---------- EXTRACTED RECORDS
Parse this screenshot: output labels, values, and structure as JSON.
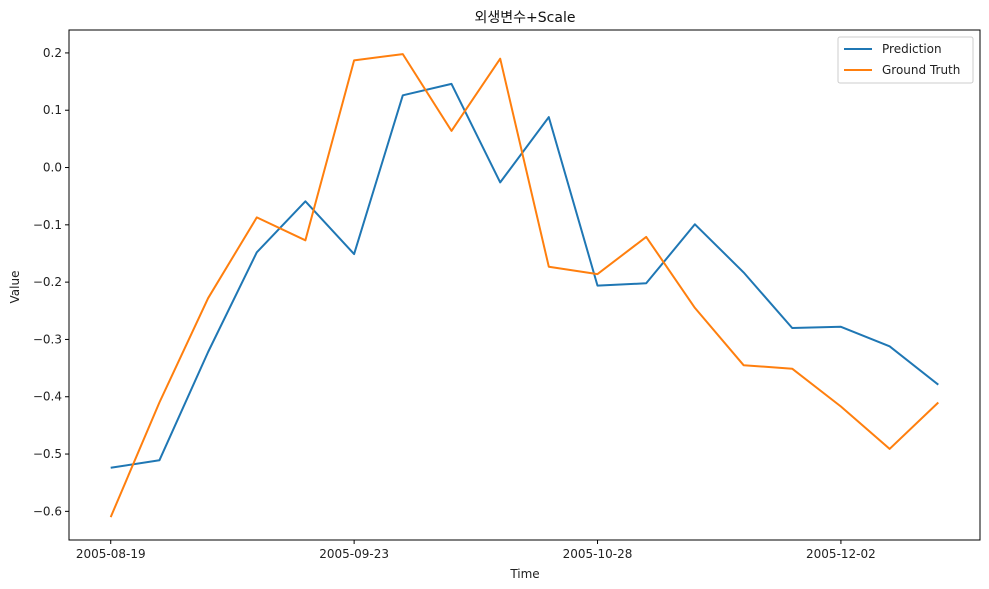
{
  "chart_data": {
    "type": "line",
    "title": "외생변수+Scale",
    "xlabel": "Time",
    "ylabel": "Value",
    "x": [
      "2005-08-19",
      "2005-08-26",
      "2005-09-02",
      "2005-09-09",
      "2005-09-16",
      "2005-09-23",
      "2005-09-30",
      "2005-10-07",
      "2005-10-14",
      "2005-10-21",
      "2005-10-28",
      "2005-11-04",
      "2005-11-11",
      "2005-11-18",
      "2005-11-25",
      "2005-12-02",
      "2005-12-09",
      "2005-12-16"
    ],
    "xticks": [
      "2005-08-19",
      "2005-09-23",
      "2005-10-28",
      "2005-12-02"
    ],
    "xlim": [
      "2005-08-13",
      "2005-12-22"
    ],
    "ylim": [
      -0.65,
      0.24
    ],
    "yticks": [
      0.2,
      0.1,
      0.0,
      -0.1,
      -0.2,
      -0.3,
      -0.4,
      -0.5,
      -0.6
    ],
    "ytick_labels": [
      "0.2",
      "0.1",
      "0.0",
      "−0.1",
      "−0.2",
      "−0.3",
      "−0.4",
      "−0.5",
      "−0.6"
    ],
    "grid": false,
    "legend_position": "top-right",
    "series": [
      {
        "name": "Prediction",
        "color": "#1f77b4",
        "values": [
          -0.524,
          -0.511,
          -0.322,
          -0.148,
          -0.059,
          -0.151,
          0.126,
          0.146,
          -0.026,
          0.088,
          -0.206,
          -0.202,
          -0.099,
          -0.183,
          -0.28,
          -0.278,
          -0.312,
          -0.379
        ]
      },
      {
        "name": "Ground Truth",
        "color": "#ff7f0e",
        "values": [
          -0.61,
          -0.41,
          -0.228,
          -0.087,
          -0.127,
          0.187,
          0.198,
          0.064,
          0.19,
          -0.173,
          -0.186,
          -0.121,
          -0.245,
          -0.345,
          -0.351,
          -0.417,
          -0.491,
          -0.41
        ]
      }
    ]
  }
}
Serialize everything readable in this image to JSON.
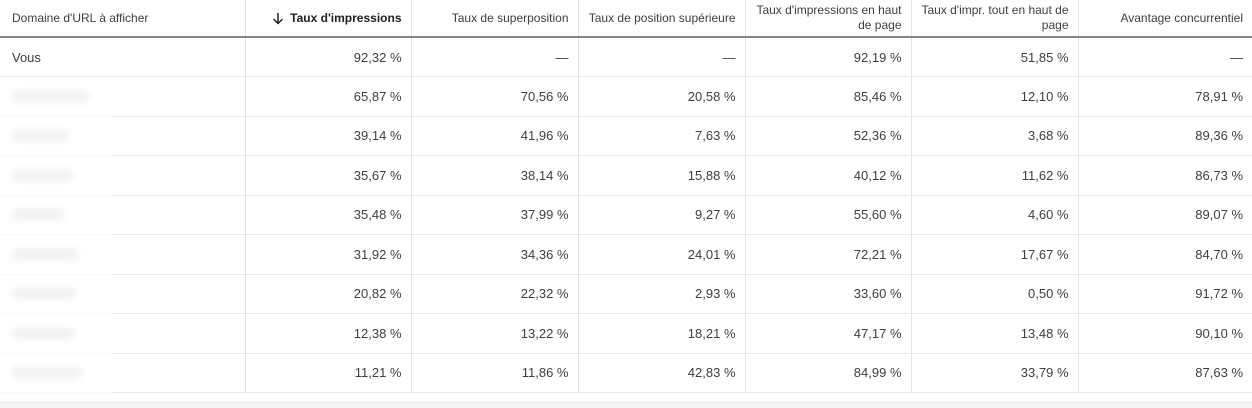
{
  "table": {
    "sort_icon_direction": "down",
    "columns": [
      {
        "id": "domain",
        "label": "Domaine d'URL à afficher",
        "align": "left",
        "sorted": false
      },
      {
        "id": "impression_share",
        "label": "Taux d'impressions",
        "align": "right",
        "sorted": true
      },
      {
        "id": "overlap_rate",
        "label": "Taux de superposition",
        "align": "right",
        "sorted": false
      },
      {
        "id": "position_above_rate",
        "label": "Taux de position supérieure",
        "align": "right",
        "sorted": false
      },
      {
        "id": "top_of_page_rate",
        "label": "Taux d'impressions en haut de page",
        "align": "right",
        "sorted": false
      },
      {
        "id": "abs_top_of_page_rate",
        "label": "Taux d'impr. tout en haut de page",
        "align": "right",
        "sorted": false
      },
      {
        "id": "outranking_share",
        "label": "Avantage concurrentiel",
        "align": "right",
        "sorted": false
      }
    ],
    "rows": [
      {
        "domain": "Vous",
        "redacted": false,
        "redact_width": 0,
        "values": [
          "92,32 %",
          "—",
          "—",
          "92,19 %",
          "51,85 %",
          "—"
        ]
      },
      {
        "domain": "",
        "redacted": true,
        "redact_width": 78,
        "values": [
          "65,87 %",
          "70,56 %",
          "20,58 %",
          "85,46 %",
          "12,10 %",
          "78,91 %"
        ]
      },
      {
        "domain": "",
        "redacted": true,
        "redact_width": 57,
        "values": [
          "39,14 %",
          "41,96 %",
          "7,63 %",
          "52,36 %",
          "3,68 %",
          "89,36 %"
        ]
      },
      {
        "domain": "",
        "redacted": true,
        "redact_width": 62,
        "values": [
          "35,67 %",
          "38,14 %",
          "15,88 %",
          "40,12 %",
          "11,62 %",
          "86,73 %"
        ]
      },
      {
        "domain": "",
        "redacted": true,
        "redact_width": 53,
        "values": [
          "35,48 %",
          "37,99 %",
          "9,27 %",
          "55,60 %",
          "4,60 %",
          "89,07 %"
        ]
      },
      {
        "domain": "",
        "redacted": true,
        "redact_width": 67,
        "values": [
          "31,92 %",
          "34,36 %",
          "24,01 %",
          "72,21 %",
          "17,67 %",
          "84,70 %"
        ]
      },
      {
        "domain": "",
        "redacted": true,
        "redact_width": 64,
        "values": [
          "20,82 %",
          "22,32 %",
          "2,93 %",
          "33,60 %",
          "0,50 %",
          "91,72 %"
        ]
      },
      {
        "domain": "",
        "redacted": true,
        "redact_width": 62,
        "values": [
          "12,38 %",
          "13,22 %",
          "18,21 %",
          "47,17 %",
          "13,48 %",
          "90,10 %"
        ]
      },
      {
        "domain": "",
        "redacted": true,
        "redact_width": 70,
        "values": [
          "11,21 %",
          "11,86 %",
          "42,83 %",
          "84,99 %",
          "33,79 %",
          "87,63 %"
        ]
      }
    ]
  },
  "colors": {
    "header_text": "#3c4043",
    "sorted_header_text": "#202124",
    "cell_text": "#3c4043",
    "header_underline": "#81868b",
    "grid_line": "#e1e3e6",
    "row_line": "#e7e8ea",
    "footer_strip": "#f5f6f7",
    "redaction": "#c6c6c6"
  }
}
--------------------
▶ SET TASK
Write out every line above exactly as it is, leaving out the pictures.

▶ TASK SOLUTION
Parse this screenshot: output labels, values, and structure as JSON.
{
  "chart_data": {
    "type": "line",
    "title": "외생변수+Scale",
    "xlabel": "Time",
    "ylabel": "Value",
    "x": [
      "2005-08-19",
      "2005-08-26",
      "2005-09-02",
      "2005-09-09",
      "2005-09-16",
      "2005-09-23",
      "2005-09-30",
      "2005-10-07",
      "2005-10-14",
      "2005-10-21",
      "2005-10-28",
      "2005-11-04",
      "2005-11-11",
      "2005-11-18",
      "2005-11-25",
      "2005-12-02",
      "2005-12-09",
      "2005-12-16"
    ],
    "xticks": [
      "2005-08-19",
      "2005-09-23",
      "2005-10-28",
      "2005-12-02"
    ],
    "xlim": [
      "2005-08-13",
      "2005-12-22"
    ],
    "ylim": [
      -0.65,
      0.24
    ],
    "yticks": [
      0.2,
      0.1,
      0.0,
      -0.1,
      -0.2,
      -0.3,
      -0.4,
      -0.5,
      -0.6
    ],
    "ytick_labels": [
      "0.2",
      "0.1",
      "0.0",
      "−0.1",
      "−0.2",
      "−0.3",
      "−0.4",
      "−0.5",
      "−0.6"
    ],
    "grid": false,
    "legend_position": "top-right",
    "series": [
      {
        "name": "Prediction",
        "color": "#1f77b4",
        "values": [
          -0.524,
          -0.511,
          -0.322,
          -0.148,
          -0.059,
          -0.151,
          0.126,
          0.146,
          -0.026,
          0.088,
          -0.206,
          -0.202,
          -0.099,
          -0.183,
          -0.28,
          -0.278,
          -0.312,
          -0.379
        ]
      },
      {
        "name": "Ground Truth",
        "color": "#ff7f0e",
        "values": [
          -0.61,
          -0.41,
          -0.228,
          -0.087,
          -0.127,
          0.187,
          0.198,
          0.064,
          0.19,
          -0.173,
          -0.186,
          -0.121,
          -0.245,
          -0.345,
          -0.351,
          -0.417,
          -0.491,
          -0.41
        ]
      }
    ]
  }
}
Serialize everything readable in this image to JSON.
{
  "table": {
    "sort_icon_direction": "down",
    "columns": [
      {
        "id": "domain",
        "label": "Domaine d'URL à afficher",
        "align": "left",
        "sorted": false
      },
      {
        "id": "impression_share",
        "label": "Taux d'impressions",
        "align": "right",
        "sorted": true
      },
      {
        "id": "overlap_rate",
        "label": "Taux de superposition",
        "align": "right",
        "sorted": false
      },
      {
        "id": "position_above_rate",
        "label": "Taux de position supérieure",
        "align": "right",
        "sorted": false
      },
      {
        "id": "top_of_page_rate",
        "label": "Taux d'impressions en haut de page",
        "align": "right",
        "sorted": false
      },
      {
        "id": "abs_top_of_page_rate",
        "label": "Taux d'impr. tout en haut de page",
        "align": "right",
        "sorted": false
      },
      {
        "id": "outranking_share",
        "label": "Avantage concurrentiel",
        "align": "right",
        "sorted": false
      }
    ],
    "rows": [
      {
        "domain": "Vous",
        "redacted": false,
        "redact_width": 0,
        "values": [
          "92,32 %",
          "—",
          "—",
          "92,19 %",
          "51,85 %",
          "—"
        ]
      },
      {
        "domain": "",
        "redacted": true,
        "redact_width": 78,
        "values": [
          "65,87 %",
          "70,56 %",
          "20,58 %",
          "85,46 %",
          "12,10 %",
          "78,91 %"
        ]
      },
      {
        "domain": "",
        "redacted": true,
        "redact_width": 57,
        "values": [
          "39,14 %",
          "41,96 %",
          "7,63 %",
          "52,36 %",
          "3,68 %",
          "89,36 %"
        ]
      },
      {
        "domain": "",
        "redacted": true,
        "redact_width": 62,
        "values": [
          "35,67 %",
          "38,14 %",
          "15,88 %",
          "40,12 %",
          "11,62 %",
          "86,73 %"
        ]
      },
      {
        "domain": "",
        "redacted": true,
        "redact_width": 53,
        "values": [
          "35,48 %",
          "37,99 %",
          "9,27 %",
          "55,60 %",
          "4,60 %",
          "89,07 %"
        ]
      },
      {
        "domain": "",
        "redacted": true,
        "redact_width": 67,
        "values": [
          "31,92 %",
          "34,36 %",
          "24,01 %",
          "72,21 %",
          "17,67 %",
          "84,70 %"
        ]
      },
      {
        "domain": "",
        "redacted": true,
        "redact_width": 64,
        "values": [
          "20,82 %",
          "22,32 %",
          "2,93 %",
          "33,60 %",
          "0,50 %",
          "91,72 %"
        ]
      },
      {
        "domain": "",
        "redacted": true,
        "redact_width": 62,
        "values": [
          "12,38 %",
          "13,22 %",
          "18,21 %",
          "47,17 %",
          "13,48 %",
          "90,10 %"
        ]
      },
      {
        "domain": "",
        "redacted": true,
        "redact_width": 70,
        "values": [
          "11,21 %",
          "11,86 %",
          "42,83 %",
          "84,99 %",
          "33,79 %",
          "87,63 %"
        ]
      }
    ]
  },
  "colors": {
    "header_text": "#3c4043",
    "sorted_header_text": "#202124",
    "cell_text": "#3c4043",
    "header_underline": "#81868b",
    "grid_line": "#e1e3e6",
    "row_line": "#e7e8ea",
    "footer_strip": "#f5f6f7",
    "redaction": "#c6c6c6"
  }
}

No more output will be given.